Direction | Your task is to output all the records below, word for word.

Raw records |
···

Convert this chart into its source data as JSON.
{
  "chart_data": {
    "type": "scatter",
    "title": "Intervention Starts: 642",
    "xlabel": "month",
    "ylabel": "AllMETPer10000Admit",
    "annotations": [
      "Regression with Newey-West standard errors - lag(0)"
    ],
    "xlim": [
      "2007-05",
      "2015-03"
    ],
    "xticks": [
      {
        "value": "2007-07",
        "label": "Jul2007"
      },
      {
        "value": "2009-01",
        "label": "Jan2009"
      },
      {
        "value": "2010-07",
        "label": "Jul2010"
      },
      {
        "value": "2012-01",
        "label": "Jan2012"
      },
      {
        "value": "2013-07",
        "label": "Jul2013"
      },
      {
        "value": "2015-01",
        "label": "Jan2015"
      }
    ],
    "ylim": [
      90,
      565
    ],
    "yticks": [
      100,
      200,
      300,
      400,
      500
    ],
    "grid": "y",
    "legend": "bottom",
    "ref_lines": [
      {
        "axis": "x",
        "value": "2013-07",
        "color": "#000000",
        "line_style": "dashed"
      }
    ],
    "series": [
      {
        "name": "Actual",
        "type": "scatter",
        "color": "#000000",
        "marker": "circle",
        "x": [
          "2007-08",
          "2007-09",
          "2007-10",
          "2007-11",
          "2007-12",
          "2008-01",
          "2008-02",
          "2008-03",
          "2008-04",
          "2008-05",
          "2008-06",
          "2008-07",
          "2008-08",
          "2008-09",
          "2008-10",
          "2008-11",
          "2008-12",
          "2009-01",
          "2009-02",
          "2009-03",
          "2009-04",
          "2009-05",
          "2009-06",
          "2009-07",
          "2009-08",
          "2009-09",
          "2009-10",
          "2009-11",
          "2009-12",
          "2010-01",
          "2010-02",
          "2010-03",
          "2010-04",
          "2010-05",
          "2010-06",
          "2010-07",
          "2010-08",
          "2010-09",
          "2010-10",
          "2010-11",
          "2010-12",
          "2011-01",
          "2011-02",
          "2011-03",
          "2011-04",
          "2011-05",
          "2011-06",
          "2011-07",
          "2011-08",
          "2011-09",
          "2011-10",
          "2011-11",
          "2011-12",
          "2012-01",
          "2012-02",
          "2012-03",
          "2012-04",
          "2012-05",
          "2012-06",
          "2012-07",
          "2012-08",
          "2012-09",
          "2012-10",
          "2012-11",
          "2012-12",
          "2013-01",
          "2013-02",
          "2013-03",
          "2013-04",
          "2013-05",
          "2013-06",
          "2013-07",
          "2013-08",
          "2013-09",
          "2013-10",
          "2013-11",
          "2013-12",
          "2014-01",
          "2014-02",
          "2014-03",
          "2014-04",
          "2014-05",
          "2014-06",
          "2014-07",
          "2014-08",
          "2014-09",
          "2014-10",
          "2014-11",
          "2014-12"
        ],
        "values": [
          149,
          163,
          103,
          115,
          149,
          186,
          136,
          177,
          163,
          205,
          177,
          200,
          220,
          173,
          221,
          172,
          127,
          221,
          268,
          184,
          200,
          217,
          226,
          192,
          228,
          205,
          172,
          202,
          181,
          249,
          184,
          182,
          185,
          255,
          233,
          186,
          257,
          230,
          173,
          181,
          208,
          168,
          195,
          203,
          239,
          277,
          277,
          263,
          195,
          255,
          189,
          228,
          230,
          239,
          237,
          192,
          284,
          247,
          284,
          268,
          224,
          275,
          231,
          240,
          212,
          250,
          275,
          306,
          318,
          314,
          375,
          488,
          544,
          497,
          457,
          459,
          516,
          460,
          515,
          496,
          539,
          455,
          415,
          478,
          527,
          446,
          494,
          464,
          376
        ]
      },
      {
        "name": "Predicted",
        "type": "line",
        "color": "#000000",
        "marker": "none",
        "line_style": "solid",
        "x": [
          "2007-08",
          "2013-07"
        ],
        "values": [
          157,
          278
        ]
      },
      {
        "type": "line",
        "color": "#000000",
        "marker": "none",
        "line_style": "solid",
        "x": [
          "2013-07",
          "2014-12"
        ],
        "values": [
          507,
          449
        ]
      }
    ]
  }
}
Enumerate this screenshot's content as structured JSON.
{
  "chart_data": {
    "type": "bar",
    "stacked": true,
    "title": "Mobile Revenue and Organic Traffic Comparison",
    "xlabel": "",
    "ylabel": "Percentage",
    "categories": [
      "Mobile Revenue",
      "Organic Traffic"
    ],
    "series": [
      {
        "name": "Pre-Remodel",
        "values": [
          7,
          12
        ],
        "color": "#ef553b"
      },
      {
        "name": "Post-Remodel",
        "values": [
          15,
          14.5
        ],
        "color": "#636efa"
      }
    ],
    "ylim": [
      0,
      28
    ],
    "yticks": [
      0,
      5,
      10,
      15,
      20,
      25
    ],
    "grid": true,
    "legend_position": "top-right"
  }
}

···

Task output |
Convert this chart into its source data as JSON.
{
  "chart_data": {
    "type": "scatter",
    "title": "Intervention Starts: 642",
    "xlabel": "month",
    "ylabel": "AllMETPer10000Admit",
    "annotations": [
      "Regression with Newey-West standard errors - lag(0)"
    ],
    "xlim": [
      "2007-05",
      "2015-03"
    ],
    "xticks": [
      {
        "value": "2007-07",
        "label": "Jul2007"
      },
      {
        "value": "2009-01",
        "label": "Jan2009"
      },
      {
        "value": "2010-07",
        "label": "Jul2010"
      },
      {
        "value": "2012-01",
        "label": "Jan2012"
      },
      {
        "value": "2013-07",
        "label": "Jul2013"
      },
      {
        "value": "2015-01",
        "label": "Jan2015"
      }
    ],
    "ylim": [
      90,
      565
    ],
    "yticks": [
      100,
      200,
      300,
      400,
      500
    ],
    "grid": "y",
    "legend": "bottom",
    "ref_lines": [
      {
        "axis": "x",
        "value": "2013-07",
        "color": "#000000",
        "line_style": "dashed"
      }
    ],
    "series": [
      {
        "name": "Actual",
        "type": "scatter",
        "color": "#000000",
        "marker": "circle",
        "x": [
          "2007-08",
          "2007-09",
          "2007-10",
          "2007-11",
          "2007-12",
          "2008-01",
          "2008-02",
          "2008-03",
          "2008-04",
          "2008-05",
          "2008-06",
          "2008-07",
          "2008-08",
          "2008-09",
          "2008-10",
          "2008-11",
          "2008-12",
          "2009-01",
          "2009-02",
          "2009-03",
          "2009-04",
          "2009-05",
          "2009-06",
          "2009-07",
          "2009-08",
          "2009-09",
          "2009-10",
          "2009-11",
          "2009-12",
          "2010-01",
          "2010-02",
          "2010-03",
          "2010-04",
          "2010-05",
          "2010-06",
          "2010-07",
          "2010-08",
          "2010-09",
          "2010-10",
          "2010-11",
          "2010-12",
          "2011-01",
          "2011-02",
          "2011-03",
          "2011-04",
          "2011-05",
          "2011-06",
          "2011-07",
          "2011-08",
          "2011-09",
          "2011-10",
          "2011-11",
          "2011-12",
          "2012-01",
          "2012-02",
          "2012-03",
          "2012-04",
          "2012-05",
          "2012-06",
          "2012-07",
          "2012-08",
          "2012-09",
          "2012-10",
          "2012-11",
          "2012-12",
          "2013-01",
          "2013-02",
          "2013-03",
          "2013-04",
          "2013-05",
          "2013-06",
          "2013-07",
          "2013-08",
          "2013-09",
          "2013-10",
          "2013-11",
          "2013-12",
          "2014-01",
          "2014-02",
          "2014-03",
          "2014-04",
          "2014-05",
          "2014-06",
          "2014-07",
          "2014-08",
          "2014-09",
          "2014-10",
          "2014-11",
          "2014-12"
        ],
        "values": [
          149,
          163,
          103,
          115,
          149,
          186,
          136,
          177,
          163,
          205,
          177,
          200,
          220,
          173,
          221,
          172,
          127,
          221,
          268,
          184,
          200,
          217,
          226,
          192,
          228,
          205,
          172,
          202,
          181,
          249,
          184,
          182,
          185,
          255,
          233,
          186,
          257,
          230,
          173,
          181,
          208,
          168,
          195,
          203,
          239,
          277,
          277,
          263,
          195,
          255,
          189,
          228,
          230,
          239,
          237,
          192,
          284,
          247,
          284,
          268,
          224,
          275,
          231,
          240,
          212,
          250,
          275,
          306,
          318,
          314,
          375,
          488,
          544,
          497,
          457,
          459,
          516,
          460,
          515,
          496,
          539,
          455,
          415,
          478,
          527,
          446,
          494,
          464,
          376
        ]
      },
      {
        "name": "Predicted",
        "type": "line",
        "color": "#000000",
        "marker": "none",
        "line_style": "solid",
        "x": [
          "2007-08",
          "2013-07"
        ],
        "values": [
          157,
          278
        ]
      },
      {
        "type": "line",
        "color": "#000000",
        "marker": "none",
        "line_style": "solid",
        "x": [
          "2013-07",
          "2014-12"
        ],
        "values": [
          507,
          449
        ]
      }
    ]
  }
}
Enumerate this screenshot's content as structured JSON.
{
  "chart_data": {
    "type": "bar",
    "stacked": true,
    "title": "Mobile Revenue and Organic Traffic Comparison",
    "xlabel": "",
    "ylabel": "Percentage",
    "categories": [
      "Mobile Revenue",
      "Organic Traffic"
    ],
    "series": [
      {
        "name": "Pre-Remodel",
        "values": [
          7,
          12
        ],
        "color": "#ef553b"
      },
      {
        "name": "Post-Remodel",
        "values": [
          15,
          14.5
        ],
        "color": "#636efa"
      }
    ],
    "ylim": [
      0,
      28
    ],
    "yticks": [
      0,
      5,
      10,
      15,
      20,
      25
    ],
    "grid": true,
    "legend_position": "top-right"
  }
}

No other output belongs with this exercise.